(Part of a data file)

►

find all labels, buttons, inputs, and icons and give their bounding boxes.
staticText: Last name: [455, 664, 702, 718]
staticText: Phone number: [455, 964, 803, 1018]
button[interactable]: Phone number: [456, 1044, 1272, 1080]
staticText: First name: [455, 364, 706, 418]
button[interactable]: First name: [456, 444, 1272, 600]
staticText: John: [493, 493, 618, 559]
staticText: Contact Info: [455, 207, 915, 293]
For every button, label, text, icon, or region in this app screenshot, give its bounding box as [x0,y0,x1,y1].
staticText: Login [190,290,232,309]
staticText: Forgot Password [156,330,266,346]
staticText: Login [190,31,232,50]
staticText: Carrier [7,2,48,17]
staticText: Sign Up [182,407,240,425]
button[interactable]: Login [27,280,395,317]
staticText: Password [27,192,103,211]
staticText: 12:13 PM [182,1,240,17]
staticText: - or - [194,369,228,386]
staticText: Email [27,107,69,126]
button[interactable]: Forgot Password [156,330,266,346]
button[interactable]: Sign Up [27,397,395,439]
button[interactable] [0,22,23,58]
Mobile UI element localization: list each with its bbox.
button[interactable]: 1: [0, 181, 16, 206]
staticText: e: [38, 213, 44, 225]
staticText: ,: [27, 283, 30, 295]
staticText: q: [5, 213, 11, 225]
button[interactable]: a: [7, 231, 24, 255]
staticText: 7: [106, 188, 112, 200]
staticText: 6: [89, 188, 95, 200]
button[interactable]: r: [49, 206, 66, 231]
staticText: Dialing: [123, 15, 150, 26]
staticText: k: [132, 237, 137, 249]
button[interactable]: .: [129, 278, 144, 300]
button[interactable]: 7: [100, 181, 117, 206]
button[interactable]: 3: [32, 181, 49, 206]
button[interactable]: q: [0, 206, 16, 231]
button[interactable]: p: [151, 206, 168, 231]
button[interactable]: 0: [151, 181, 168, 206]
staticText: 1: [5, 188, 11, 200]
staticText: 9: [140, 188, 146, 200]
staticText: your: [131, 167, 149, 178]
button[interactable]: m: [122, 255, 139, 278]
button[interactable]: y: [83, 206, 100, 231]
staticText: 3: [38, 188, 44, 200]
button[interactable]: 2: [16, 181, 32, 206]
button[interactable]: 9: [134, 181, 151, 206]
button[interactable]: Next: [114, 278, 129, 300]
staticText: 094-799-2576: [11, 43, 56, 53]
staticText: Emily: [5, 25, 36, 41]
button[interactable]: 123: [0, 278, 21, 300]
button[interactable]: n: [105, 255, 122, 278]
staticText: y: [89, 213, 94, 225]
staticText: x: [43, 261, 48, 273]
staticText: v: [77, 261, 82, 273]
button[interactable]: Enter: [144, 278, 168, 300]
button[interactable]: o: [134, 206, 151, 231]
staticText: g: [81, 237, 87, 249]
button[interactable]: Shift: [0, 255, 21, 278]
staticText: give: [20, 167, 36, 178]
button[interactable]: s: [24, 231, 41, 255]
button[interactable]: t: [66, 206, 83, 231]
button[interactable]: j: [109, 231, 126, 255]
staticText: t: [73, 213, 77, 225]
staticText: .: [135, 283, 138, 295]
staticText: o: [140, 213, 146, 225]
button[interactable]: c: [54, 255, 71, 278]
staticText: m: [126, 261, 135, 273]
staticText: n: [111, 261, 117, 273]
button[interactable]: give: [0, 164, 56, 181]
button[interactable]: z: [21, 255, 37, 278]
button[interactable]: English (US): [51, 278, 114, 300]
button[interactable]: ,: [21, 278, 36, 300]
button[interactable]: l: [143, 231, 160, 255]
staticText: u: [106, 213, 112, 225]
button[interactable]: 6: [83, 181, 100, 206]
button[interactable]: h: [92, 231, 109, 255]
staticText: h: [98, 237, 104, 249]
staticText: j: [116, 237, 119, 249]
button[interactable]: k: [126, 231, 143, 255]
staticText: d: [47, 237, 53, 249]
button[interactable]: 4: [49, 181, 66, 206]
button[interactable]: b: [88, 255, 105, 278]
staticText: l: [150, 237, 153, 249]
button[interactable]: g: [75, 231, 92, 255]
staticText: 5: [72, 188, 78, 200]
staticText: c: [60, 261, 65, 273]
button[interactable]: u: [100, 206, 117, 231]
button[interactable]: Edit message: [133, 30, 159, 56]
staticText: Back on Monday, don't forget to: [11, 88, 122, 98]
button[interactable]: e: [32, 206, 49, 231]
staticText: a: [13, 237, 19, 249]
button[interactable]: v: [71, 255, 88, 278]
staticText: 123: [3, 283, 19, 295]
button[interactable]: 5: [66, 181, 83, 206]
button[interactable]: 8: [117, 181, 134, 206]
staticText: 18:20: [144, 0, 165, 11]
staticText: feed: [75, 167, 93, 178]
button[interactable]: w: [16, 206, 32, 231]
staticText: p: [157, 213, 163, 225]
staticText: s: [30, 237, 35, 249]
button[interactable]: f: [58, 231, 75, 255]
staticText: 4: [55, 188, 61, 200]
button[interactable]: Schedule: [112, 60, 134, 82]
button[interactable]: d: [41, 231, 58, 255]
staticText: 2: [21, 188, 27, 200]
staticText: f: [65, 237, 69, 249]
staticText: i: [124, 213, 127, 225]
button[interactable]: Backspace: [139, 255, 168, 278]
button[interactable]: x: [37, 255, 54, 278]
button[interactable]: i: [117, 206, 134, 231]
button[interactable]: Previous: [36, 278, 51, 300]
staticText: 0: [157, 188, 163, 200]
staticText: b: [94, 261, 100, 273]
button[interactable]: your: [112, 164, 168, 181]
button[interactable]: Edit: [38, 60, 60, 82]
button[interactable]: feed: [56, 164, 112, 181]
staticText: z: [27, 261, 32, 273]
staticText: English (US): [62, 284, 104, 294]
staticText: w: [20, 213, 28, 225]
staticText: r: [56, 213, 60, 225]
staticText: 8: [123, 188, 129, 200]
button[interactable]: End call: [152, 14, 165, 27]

◄

**Requirement:** Please reproduce the listing above line for line, with nothing changed.

**Answer:**
find all labels, buttons, inputs, and icons and give their bounding boxes.
staticText: Last name: [455, 664, 702, 718]
staticText: Phone number: [455, 964, 803, 1018]
button[interactable]: Phone number: [456, 1044, 1272, 1080]
staticText: First name: [455, 364, 706, 418]
button[interactable]: First name: [456, 444, 1272, 600]
staticText: John: [493, 493, 618, 559]
staticText: Contact Info: [455, 207, 915, 293]
For every button, label, text, icon, or region in this app screenshot, give its bounding box as [x0,y0,x1,y1].
staticText: Login [190,290,232,309]
staticText: Forgot Password [156,330,266,346]
staticText: Login [190,31,232,50]
staticText: Carrier [7,2,48,17]
staticText: Sign Up [182,407,240,425]
button[interactable]: Login [27,280,395,317]
staticText: Password [27,192,103,211]
staticText: 12:13 PM [182,1,240,17]
staticText: - or - [194,369,228,386]
staticText: Email [27,107,69,126]
button[interactable]: Forgot Password [156,330,266,346]
button[interactable]: Sign Up [27,397,395,439]
button[interactable] [0,22,23,58]
Mobile UI element localization: list each with its bbox.
button[interactable]: 1: [0, 181, 16, 206]
staticText: e: [38, 213, 44, 225]
staticText: ,: [27, 283, 30, 295]
staticText: q: [5, 213, 11, 225]
button[interactable]: a: [7, 231, 24, 255]
staticText: 7: [106, 188, 112, 200]
staticText: 6: [89, 188, 95, 200]
button[interactable]: r: [49, 206, 66, 231]
staticText: Dialing: [123, 15, 150, 26]
staticText: k: [132, 237, 137, 249]
button[interactable]: .: [129, 278, 144, 300]
button[interactable]: 7: [100, 181, 117, 206]
button[interactable]: 3: [32, 181, 49, 206]
button[interactable]: q: [0, 206, 16, 231]
button[interactable]: p: [151, 206, 168, 231]
button[interactable]: 0: [151, 181, 168, 206]
staticText: 1: [5, 188, 11, 200]
staticText: 9: [140, 188, 146, 200]
staticText: your: [131, 167, 149, 178]
button[interactable]: m: [122, 255, 139, 278]
button[interactable]: y: [83, 206, 100, 231]
staticText: 3: [38, 188, 44, 200]
button[interactable]: 2: [16, 181, 32, 206]
button[interactable]: 9: [134, 181, 151, 206]
button[interactable]: Next: [114, 278, 129, 300]
staticText: 094-799-2576: [11, 43, 56, 53]
staticText: Emily: [5, 25, 36, 41]
button[interactable]: 123: [0, 278, 21, 300]
button[interactable]: n: [105, 255, 122, 278]
staticText: y: [89, 213, 94, 225]
staticText: x: [43, 261, 48, 273]
staticText: v: [77, 261, 82, 273]
button[interactable]: Enter: [144, 278, 168, 300]
button[interactable]: o: [134, 206, 151, 231]
staticText: g: [81, 237, 87, 249]
button[interactable]: Shift: [0, 255, 21, 278]
staticText: give: [20, 167, 36, 178]
button[interactable]: s: [24, 231, 41, 255]
button[interactable]: t: [66, 206, 83, 231]
button[interactable]: j: [109, 231, 126, 255]
staticText: t: [73, 213, 77, 225]
staticText: .: [135, 283, 138, 295]
staticText: o: [140, 213, 146, 225]
button[interactable]: c: [54, 255, 71, 278]
staticText: m: [126, 261, 135, 273]
staticText: n: [111, 261, 117, 273]
button[interactable]: give: [0, 164, 56, 181]
button[interactable]: z: [21, 255, 37, 278]
button[interactable]: English (US): [51, 278, 114, 300]
button[interactable]: ,: [21, 278, 36, 300]
button[interactable]: l: [143, 231, 160, 255]
staticText: u: [106, 213, 112, 225]
button[interactable]: 6: [83, 181, 100, 206]
button[interactable]: h: [92, 231, 109, 255]
staticText: h: [98, 237, 104, 249]
staticText: j: [116, 237, 119, 249]
button[interactable]: k: [126, 231, 143, 255]
staticText: d: [47, 237, 53, 249]
button[interactable]: 4: [49, 181, 66, 206]
button[interactable]: b: [88, 255, 105, 278]
staticText: l: [150, 237, 153, 249]
button[interactable]: g: [75, 231, 92, 255]
staticText: 5: [72, 188, 78, 200]
staticText: c: [60, 261, 65, 273]
button[interactable]: u: [100, 206, 117, 231]
button[interactable]: Edit message: [133, 30, 159, 56]
staticText: Back on Monday, don't forget to: [11, 88, 122, 98]
button[interactable]: e: [32, 206, 49, 231]
staticText: a: [13, 237, 19, 249]
button[interactable]: v: [71, 255, 88, 278]
staticText: 123: [3, 283, 19, 295]
button[interactable]: 5: [66, 181, 83, 206]
button[interactable]: 8: [117, 181, 134, 206]
staticText: 18:20: [144, 0, 165, 11]
staticText: feed: [75, 167, 93, 178]
button[interactable]: w: [16, 206, 32, 231]
staticText: p: [157, 213, 163, 225]
staticText: s: [30, 237, 35, 249]
button[interactable]: f: [58, 231, 75, 255]
staticText: 4: [55, 188, 61, 200]
button[interactable]: Schedule: [112, 60, 134, 82]
button[interactable]: d: [41, 231, 58, 255]
staticText: 2: [21, 188, 27, 200]
staticText: f: [65, 237, 69, 249]
staticText: i: [124, 213, 127, 225]
button[interactable]: Backspace: [139, 255, 168, 278]
button[interactable]: x: [37, 255, 54, 278]
button[interactable]: i: [117, 206, 134, 231]
button[interactable]: Previous: [36, 278, 51, 300]
staticText: 0: [157, 188, 163, 200]
staticText: b: [94, 261, 100, 273]
button[interactable]: your: [112, 164, 168, 181]
button[interactable]: Edit: [38, 60, 60, 82]
button[interactable]: feed: [56, 164, 112, 181]
staticText: z: [27, 261, 32, 273]
staticText: English (US): [62, 284, 104, 294]
staticText: w: [20, 213, 28, 225]
staticText: r: [56, 213, 60, 225]
staticText: 8: [123, 188, 129, 200]
button[interactable]: End call: [152, 14, 165, 27]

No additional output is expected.